- Aim:
Look through the entries and report how many lines include the word "Intensity". Give the number alone.
⟨
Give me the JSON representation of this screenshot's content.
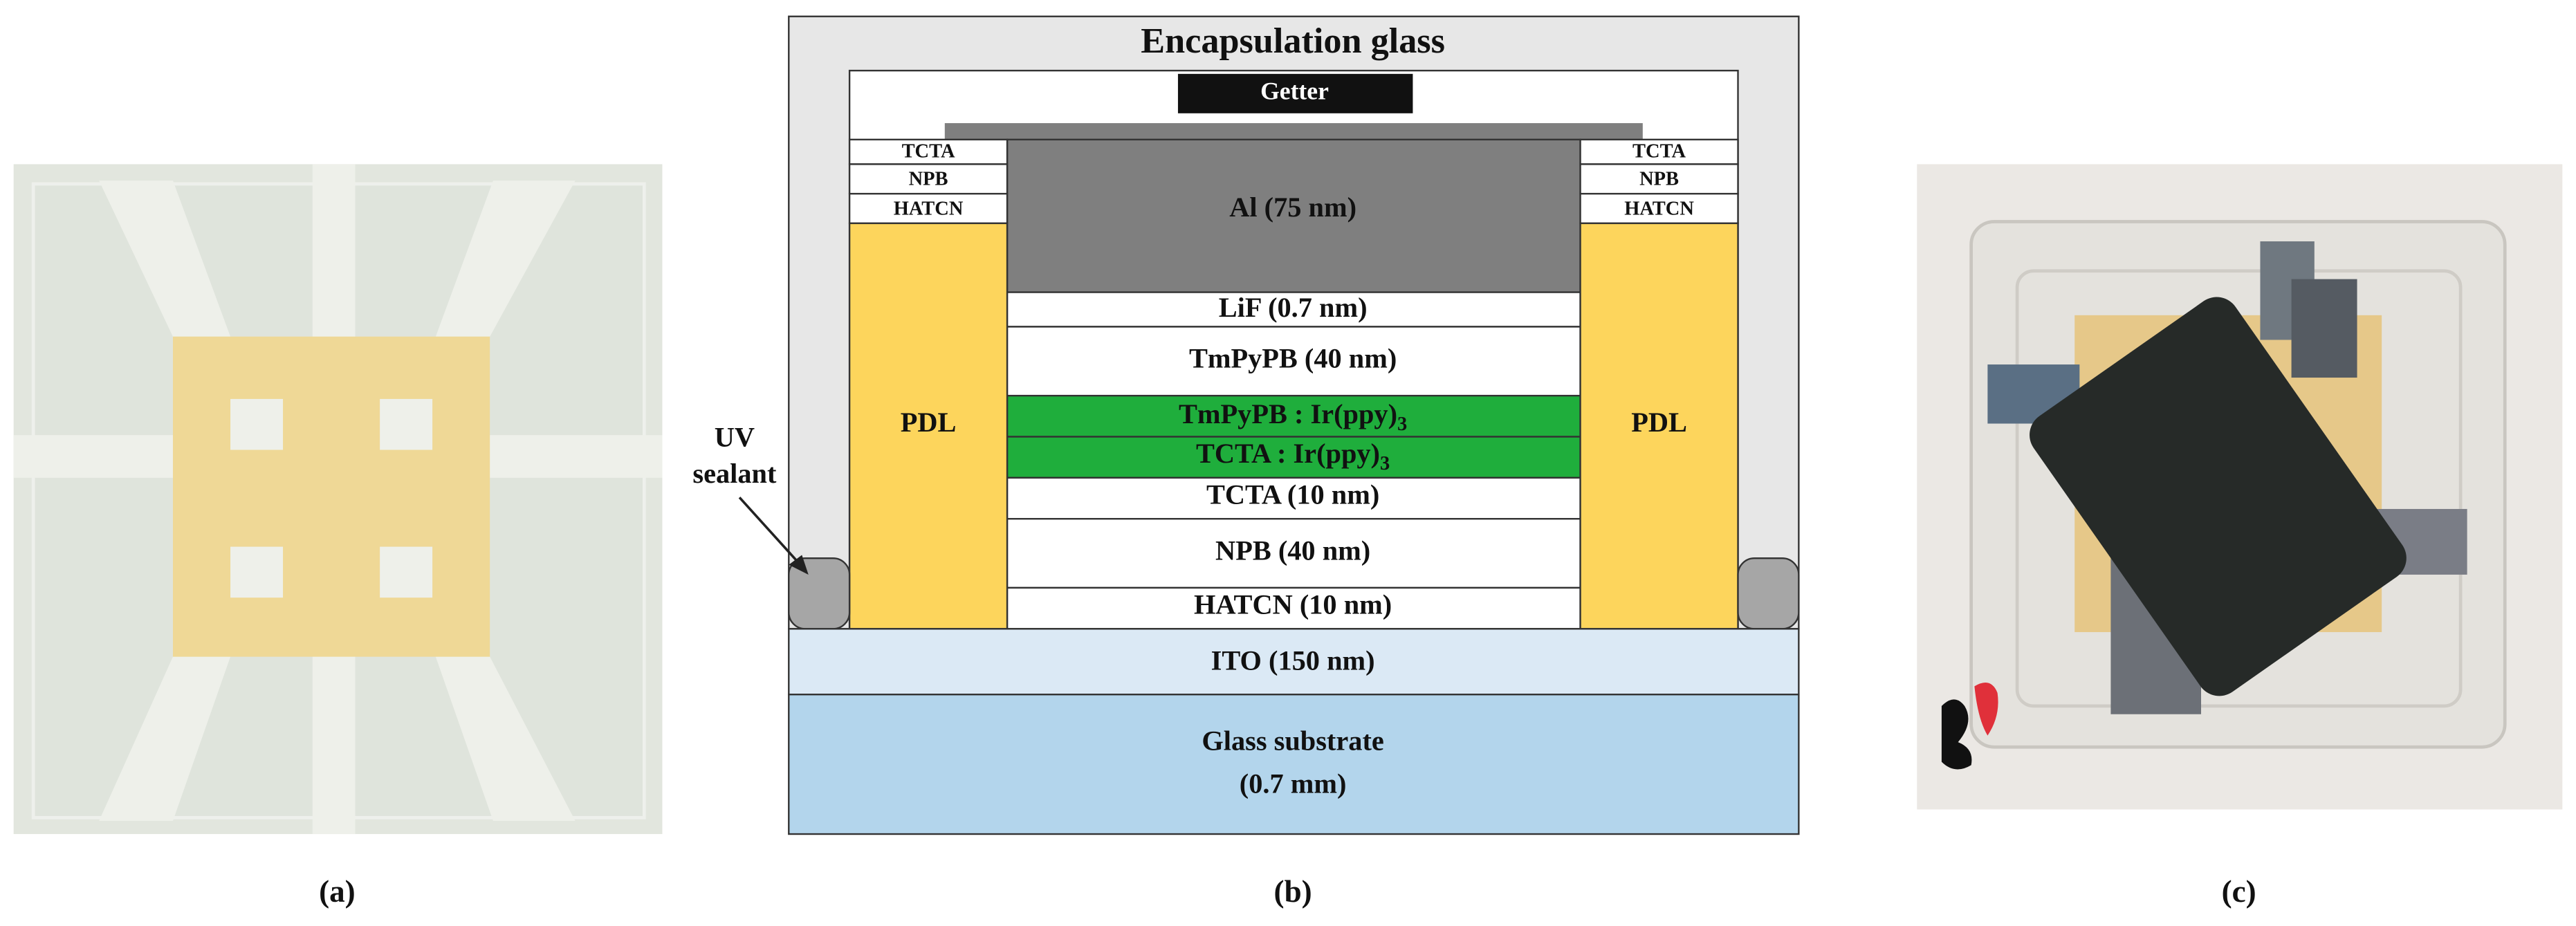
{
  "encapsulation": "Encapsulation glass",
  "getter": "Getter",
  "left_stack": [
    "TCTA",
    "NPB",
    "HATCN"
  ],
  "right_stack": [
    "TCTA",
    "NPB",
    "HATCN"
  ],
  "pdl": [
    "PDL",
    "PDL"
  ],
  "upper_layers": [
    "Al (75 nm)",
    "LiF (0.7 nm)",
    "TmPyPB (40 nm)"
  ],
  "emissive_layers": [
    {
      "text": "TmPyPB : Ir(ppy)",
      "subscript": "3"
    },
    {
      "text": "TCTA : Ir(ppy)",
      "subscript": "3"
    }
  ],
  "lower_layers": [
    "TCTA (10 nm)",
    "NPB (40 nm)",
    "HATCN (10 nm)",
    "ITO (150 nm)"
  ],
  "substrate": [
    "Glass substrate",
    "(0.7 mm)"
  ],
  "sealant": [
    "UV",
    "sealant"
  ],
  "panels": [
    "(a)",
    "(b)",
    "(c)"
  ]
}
⟩
⟨
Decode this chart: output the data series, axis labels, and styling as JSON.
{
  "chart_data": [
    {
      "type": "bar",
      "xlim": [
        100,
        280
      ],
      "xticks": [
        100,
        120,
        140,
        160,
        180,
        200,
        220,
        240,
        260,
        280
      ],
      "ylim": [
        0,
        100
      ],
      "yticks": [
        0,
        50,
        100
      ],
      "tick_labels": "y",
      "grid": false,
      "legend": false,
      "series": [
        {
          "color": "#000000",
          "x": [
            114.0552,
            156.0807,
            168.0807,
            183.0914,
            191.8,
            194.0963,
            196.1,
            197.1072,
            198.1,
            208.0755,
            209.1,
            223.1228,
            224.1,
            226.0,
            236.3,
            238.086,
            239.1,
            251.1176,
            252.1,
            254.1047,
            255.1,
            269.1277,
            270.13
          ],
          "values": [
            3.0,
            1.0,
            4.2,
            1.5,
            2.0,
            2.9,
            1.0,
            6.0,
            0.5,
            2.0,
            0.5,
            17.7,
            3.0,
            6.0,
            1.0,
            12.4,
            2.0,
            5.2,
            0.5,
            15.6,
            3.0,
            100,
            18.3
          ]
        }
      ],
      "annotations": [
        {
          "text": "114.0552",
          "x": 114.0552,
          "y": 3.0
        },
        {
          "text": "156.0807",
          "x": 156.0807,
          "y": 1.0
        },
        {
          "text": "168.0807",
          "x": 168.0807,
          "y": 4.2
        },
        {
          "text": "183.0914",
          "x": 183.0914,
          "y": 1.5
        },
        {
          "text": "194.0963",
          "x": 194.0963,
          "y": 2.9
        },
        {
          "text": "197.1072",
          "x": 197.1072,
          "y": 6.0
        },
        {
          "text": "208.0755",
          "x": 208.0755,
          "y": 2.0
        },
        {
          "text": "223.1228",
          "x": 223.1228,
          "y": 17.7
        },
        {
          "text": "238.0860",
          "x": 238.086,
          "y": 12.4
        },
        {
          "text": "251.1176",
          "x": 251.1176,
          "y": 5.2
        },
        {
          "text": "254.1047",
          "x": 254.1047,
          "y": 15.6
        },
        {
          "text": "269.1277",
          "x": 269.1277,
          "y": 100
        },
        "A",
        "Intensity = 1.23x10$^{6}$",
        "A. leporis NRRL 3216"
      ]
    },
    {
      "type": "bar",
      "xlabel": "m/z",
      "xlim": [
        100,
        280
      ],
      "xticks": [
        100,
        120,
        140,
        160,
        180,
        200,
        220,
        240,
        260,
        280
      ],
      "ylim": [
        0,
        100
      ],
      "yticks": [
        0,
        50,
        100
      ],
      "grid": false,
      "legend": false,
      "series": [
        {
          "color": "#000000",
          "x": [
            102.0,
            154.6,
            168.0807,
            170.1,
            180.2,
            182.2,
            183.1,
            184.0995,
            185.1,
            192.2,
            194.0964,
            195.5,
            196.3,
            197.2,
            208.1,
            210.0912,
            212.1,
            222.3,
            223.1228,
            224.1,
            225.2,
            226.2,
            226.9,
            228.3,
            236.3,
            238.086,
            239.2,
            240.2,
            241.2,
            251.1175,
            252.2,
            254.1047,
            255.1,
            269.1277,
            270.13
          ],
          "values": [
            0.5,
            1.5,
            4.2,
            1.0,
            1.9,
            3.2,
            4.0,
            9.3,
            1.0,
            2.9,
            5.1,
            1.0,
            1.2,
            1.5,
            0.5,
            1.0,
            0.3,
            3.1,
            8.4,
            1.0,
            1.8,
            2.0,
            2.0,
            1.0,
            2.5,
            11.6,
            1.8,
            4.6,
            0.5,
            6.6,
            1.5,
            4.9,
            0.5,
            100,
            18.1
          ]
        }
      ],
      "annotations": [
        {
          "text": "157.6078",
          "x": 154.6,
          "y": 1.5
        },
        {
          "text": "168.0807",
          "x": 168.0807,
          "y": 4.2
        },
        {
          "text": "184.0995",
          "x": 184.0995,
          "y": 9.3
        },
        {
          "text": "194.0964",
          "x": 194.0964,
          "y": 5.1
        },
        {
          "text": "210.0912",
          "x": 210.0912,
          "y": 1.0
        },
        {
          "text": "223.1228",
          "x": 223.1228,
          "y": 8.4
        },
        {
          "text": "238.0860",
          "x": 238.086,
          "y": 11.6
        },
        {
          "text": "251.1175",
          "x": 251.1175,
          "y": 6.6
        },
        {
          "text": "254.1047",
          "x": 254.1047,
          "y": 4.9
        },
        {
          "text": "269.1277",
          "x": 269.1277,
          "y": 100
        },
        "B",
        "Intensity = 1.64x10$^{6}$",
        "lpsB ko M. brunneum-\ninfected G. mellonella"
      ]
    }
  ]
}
⟩
- Exercise response:
2